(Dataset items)
* * * *

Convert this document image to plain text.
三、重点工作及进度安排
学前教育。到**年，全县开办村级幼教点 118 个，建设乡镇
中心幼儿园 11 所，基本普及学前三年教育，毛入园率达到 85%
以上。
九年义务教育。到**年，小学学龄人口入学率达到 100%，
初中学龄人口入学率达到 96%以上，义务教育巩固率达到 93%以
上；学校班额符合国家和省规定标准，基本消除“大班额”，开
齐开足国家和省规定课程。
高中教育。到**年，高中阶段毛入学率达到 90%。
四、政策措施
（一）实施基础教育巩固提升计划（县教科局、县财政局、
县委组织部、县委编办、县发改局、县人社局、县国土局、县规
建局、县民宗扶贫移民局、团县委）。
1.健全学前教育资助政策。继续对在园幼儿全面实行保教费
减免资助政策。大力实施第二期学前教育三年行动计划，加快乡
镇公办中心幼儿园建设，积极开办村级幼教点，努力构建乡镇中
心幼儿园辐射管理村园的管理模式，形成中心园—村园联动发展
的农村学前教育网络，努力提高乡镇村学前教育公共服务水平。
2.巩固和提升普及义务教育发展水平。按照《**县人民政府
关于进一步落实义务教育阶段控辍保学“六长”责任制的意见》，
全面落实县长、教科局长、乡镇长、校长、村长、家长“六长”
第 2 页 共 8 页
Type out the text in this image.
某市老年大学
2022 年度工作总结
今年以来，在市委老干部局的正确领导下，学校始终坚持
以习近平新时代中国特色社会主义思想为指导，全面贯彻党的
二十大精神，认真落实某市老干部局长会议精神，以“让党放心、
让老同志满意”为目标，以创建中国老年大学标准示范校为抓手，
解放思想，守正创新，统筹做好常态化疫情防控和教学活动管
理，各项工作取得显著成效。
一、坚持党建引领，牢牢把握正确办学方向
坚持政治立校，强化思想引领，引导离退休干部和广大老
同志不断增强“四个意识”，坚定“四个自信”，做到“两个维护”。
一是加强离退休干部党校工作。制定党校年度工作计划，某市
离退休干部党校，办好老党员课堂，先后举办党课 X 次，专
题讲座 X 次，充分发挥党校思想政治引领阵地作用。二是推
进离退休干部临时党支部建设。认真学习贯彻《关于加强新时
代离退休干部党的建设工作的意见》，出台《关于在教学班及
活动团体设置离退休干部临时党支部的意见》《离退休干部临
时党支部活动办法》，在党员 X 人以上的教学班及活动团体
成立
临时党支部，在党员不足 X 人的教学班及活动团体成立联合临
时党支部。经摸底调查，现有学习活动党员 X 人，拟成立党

* * * *

** PROBLEM TO WORK ON **
Which lines run from the one containing "Type out the text in this image." to the end of the entries above? Quote exactly those, and only those.

** FULL SOLUTION **
Type out the text in this image.
某市老年大学
2022 年度工作总结
今年以来，在市委老干部局的正确领导下，学校始终坚持
以习近平新时代中国特色社会主义思想为指导，全面贯彻党的
二十大精神，认真落实某市老干部局长会议精神，以“让党放心、
让老同志满意”为目标，以创建中国老年大学标准示范校为抓手，
解放思想，守正创新，统筹做好常态化疫情防控和教学活动管
理，各项工作取得显著成效。
一、坚持党建引领，牢牢把握正确办学方向
坚持政治立校，强化思想引领，引导离退休干部和广大老
同志不断增强“四个意识”，坚定“四个自信”，做到“两个维护”。
一是加强离退休干部党校工作。制定党校年度工作计划，某市
离退休干部党校，办好老党员课堂，先后举办党课 X 次，专
题讲座 X 次，充分发挥党校思想政治引领阵地作用。二是推
进离退休干部临时党支部建设。认真学习贯彻《关于加强新时
代离退休干部党的建设工作的意见》，出台《关于在教学班及
活动团体设置离退休干部临时党支部的意见》《离退休干部临
时党支部活动办法》，在党员 X 人以上的教学班及活动团体
成立
临时党支部，在党员不足 X 人的教学班及活动团体成立联合临
时党支部。经摸底调查，现有学习活动党员 X 人，拟成立党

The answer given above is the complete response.